PROBLEM REQUIREMENTS: Your answer should be one number: the count of lines in these entries that hold the word "mean".

RECORDS SUPPLIED:
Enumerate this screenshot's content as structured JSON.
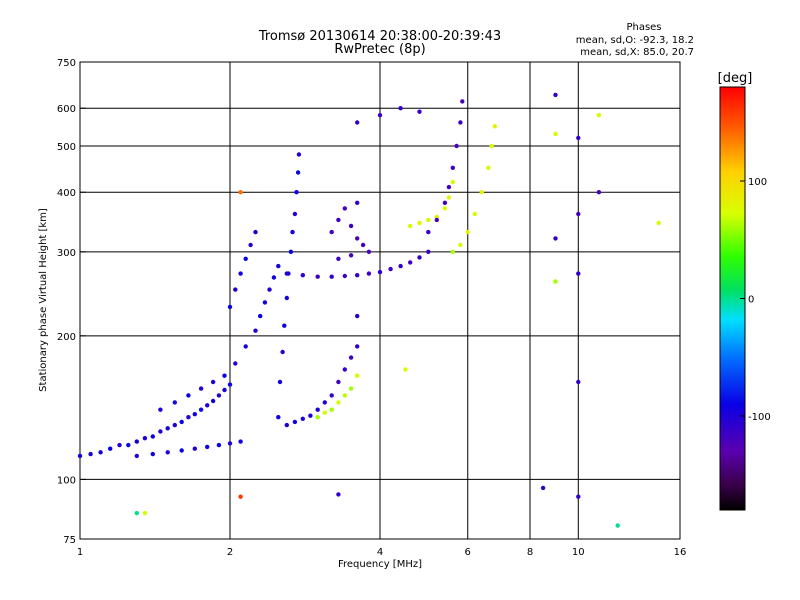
{
  "chart_data": {
    "type": "scatter",
    "title": "Tromsø 20130614 20:38:00-20:39:43",
    "subtitle": "RwPretec (8p)",
    "xlabel": "Frequency [MHz]",
    "ylabel": "Stationary phase Virtual Height [km]",
    "x_scale": "log",
    "y_scale": "log",
    "xlim": [
      1,
      16
    ],
    "ylim": [
      75,
      750
    ],
    "x_ticks": [
      1,
      2,
      4,
      6,
      8,
      10,
      16
    ],
    "x_tick_labels": [
      "1",
      "2",
      "4",
      "6",
      "8",
      "10",
      "16"
    ],
    "y_ticks": [
      75,
      100,
      200,
      300,
      400,
      500,
      600,
      750
    ],
    "y_tick_labels": [
      "75",
      "100",
      "200",
      "300",
      "400",
      "500",
      "600",
      "750"
    ],
    "grid": true,
    "color_variable": "phase",
    "stats": {
      "heading": "Phases",
      "line1": "mean, sd,O: -92.3, 18.2",
      "line2": "mean, sd,X: 85.0, 20.7"
    },
    "colorbar": {
      "label": "[deg]",
      "range": [
        -180,
        180
      ],
      "tick_values": [
        100,
        0,
        -100
      ],
      "tick_labels": [
        "100",
        "0",
        "-100"
      ],
      "colormap": "rainbow"
    },
    "traces": [
      {
        "points": [
          [
            1.0,
            112,
            -90
          ],
          [
            1.05,
            113,
            -100
          ],
          [
            1.1,
            114,
            -95
          ],
          [
            1.15,
            116,
            -90
          ],
          [
            1.2,
            118,
            -100
          ],
          [
            1.25,
            118,
            -85
          ],
          [
            1.3,
            120,
            -95
          ],
          [
            1.35,
            122,
            -100
          ],
          [
            1.4,
            123,
            -90
          ],
          [
            1.45,
            126,
            -100
          ],
          [
            1.5,
            128,
            -95
          ],
          [
            1.55,
            130,
            -100
          ],
          [
            1.6,
            132,
            -90
          ],
          [
            1.65,
            135,
            -100
          ],
          [
            1.7,
            137,
            -95
          ],
          [
            1.75,
            140,
            -85
          ],
          [
            1.8,
            143,
            -100
          ],
          [
            1.85,
            146,
            -90
          ],
          [
            1.9,
            150,
            -100
          ],
          [
            1.95,
            154,
            -95
          ],
          [
            2.0,
            158,
            -90
          ]
        ]
      },
      {
        "points": [
          [
            1.3,
            112,
            -100
          ],
          [
            1.4,
            113,
            -95
          ],
          [
            1.5,
            114,
            -100
          ],
          [
            1.6,
            115,
            -90
          ],
          [
            1.7,
            116,
            -100
          ],
          [
            1.8,
            117,
            -95
          ],
          [
            1.9,
            118,
            -90
          ],
          [
            2.0,
            119,
            -100
          ],
          [
            2.1,
            120,
            -95
          ]
        ]
      },
      {
        "points": [
          [
            1.45,
            140,
            -100
          ],
          [
            1.55,
            145,
            -95
          ],
          [
            1.65,
            150,
            -90
          ],
          [
            1.75,
            155,
            -100
          ],
          [
            1.85,
            160,
            -95
          ],
          [
            1.95,
            165,
            -90
          ],
          [
            2.05,
            175,
            -100
          ],
          [
            2.15,
            190,
            -95
          ],
          [
            2.25,
            205,
            -100
          ],
          [
            2.3,
            220,
            -90
          ],
          [
            2.35,
            235,
            -95
          ],
          [
            2.4,
            250,
            -100
          ],
          [
            2.45,
            265,
            -90
          ],
          [
            2.5,
            280,
            -95
          ]
        ]
      },
      {
        "points": [
          [
            2.0,
            230,
            -90
          ],
          [
            2.05,
            250,
            -100
          ],
          [
            2.1,
            270,
            -95
          ],
          [
            2.15,
            290,
            -90
          ],
          [
            2.2,
            310,
            -100
          ],
          [
            2.25,
            330,
            -95
          ]
        ]
      },
      {
        "points": [
          [
            2.5,
            135,
            -90
          ],
          [
            2.52,
            160,
            -95
          ],
          [
            2.55,
            185,
            -100
          ],
          [
            2.57,
            210,
            -90
          ],
          [
            2.6,
            240,
            -95
          ],
          [
            2.62,
            270,
            -100
          ],
          [
            2.65,
            300,
            -90
          ],
          [
            2.67,
            330,
            -95
          ],
          [
            2.7,
            360,
            -100
          ],
          [
            2.72,
            400,
            -95
          ],
          [
            2.74,
            440,
            -90
          ],
          [
            2.75,
            480,
            -100
          ]
        ]
      },
      {
        "points": [
          [
            2.6,
            130,
            -100
          ],
          [
            2.7,
            132,
            -95
          ],
          [
            2.8,
            134,
            -100
          ],
          [
            2.9,
            136,
            -95
          ],
          [
            3.0,
            140,
            -100
          ],
          [
            3.1,
            145,
            -95
          ],
          [
            3.2,
            150,
            -110
          ],
          [
            3.3,
            160,
            -115
          ],
          [
            3.4,
            170,
            -110
          ],
          [
            3.5,
            180,
            -115
          ],
          [
            3.6,
            190,
            -110
          ]
        ]
      },
      {
        "points": [
          [
            3.0,
            135,
            60
          ],
          [
            3.1,
            138,
            70
          ],
          [
            3.2,
            140,
            60
          ],
          [
            3.3,
            145,
            70
          ],
          [
            3.4,
            150,
            65
          ],
          [
            3.5,
            155,
            60
          ],
          [
            3.6,
            165,
            70
          ]
        ]
      },
      {
        "points": [
          [
            2.6,
            270,
            -100
          ],
          [
            2.8,
            268,
            -110
          ],
          [
            3.0,
            266,
            -115
          ],
          [
            3.2,
            266,
            -110
          ],
          [
            3.4,
            267,
            -115
          ],
          [
            3.6,
            268,
            -110
          ],
          [
            3.8,
            270,
            -115
          ],
          [
            4.0,
            272,
            -110
          ],
          [
            4.2,
            276,
            -115
          ],
          [
            4.4,
            280,
            -110
          ],
          [
            4.6,
            285,
            -115
          ],
          [
            4.8,
            292,
            -110
          ],
          [
            5.0,
            300,
            -115
          ]
        ]
      },
      {
        "points": [
          [
            3.2,
            330,
            -120
          ],
          [
            3.3,
            350,
            -115
          ],
          [
            3.4,
            370,
            -120
          ],
          [
            3.5,
            340,
            -115
          ],
          [
            3.6,
            320,
            -120
          ],
          [
            3.7,
            310,
            -115
          ],
          [
            3.8,
            300,
            -120
          ],
          [
            3.3,
            290,
            -115
          ],
          [
            3.5,
            295,
            -120
          ]
        ]
      },
      {
        "points": [
          [
            4.6,
            340,
            70
          ],
          [
            4.8,
            345,
            80
          ],
          [
            5.0,
            350,
            70
          ],
          [
            5.2,
            355,
            80
          ],
          [
            5.4,
            370,
            75
          ],
          [
            5.5,
            390,
            80
          ],
          [
            5.6,
            420,
            70
          ]
        ]
      },
      {
        "points": [
          [
            5.0,
            330,
            -115
          ],
          [
            5.2,
            350,
            -120
          ],
          [
            5.4,
            380,
            -115
          ],
          [
            5.5,
            410,
            -120
          ],
          [
            5.6,
            450,
            -115
          ],
          [
            5.7,
            500,
            -120
          ],
          [
            5.8,
            560,
            -115
          ],
          [
            5.85,
            620,
            -120
          ]
        ]
      },
      {
        "points": [
          [
            5.6,
            300,
            60
          ],
          [
            5.8,
            310,
            70
          ],
          [
            6.0,
            330,
            80
          ],
          [
            6.2,
            360,
            70
          ],
          [
            6.4,
            400,
            80
          ],
          [
            6.6,
            450,
            70
          ],
          [
            6.7,
            500,
            75
          ],
          [
            6.8,
            550,
            80
          ]
        ]
      },
      {
        "points": [
          [
            3.6,
            560,
            -110
          ],
          [
            4.0,
            580,
            -115
          ],
          [
            4.4,
            600,
            -110
          ],
          [
            4.8,
            590,
            -115
          ],
          [
            3.6,
            380,
            -110
          ],
          [
            3.6,
            220,
            -105
          ],
          [
            4.5,
            170,
            75
          ],
          [
            9.0,
            640,
            -110
          ],
          [
            9.0,
            530,
            70
          ],
          [
            10.0,
            520,
            -110
          ],
          [
            10.0,
            360,
            -115
          ],
          [
            10.0,
            270,
            -110
          ],
          [
            10.0,
            160,
            -110
          ],
          [
            10.0,
            92,
            -110
          ],
          [
            9.0,
            260,
            60
          ],
          [
            9.0,
            320,
            -110
          ],
          [
            11.0,
            400,
            -120
          ],
          [
            8.5,
            96,
            -110
          ],
          [
            2.1,
            400,
            140
          ],
          [
            2.1,
            92,
            160
          ],
          [
            3.3,
            93,
            -110
          ],
          [
            1.3,
            85,
            0
          ],
          [
            1.35,
            85,
            70
          ],
          [
            12.0,
            80,
            0
          ],
          [
            14.5,
            345,
            70
          ],
          [
            11.0,
            580,
            70
          ]
        ]
      }
    ]
  }
}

EXERCISE ANSWER: 2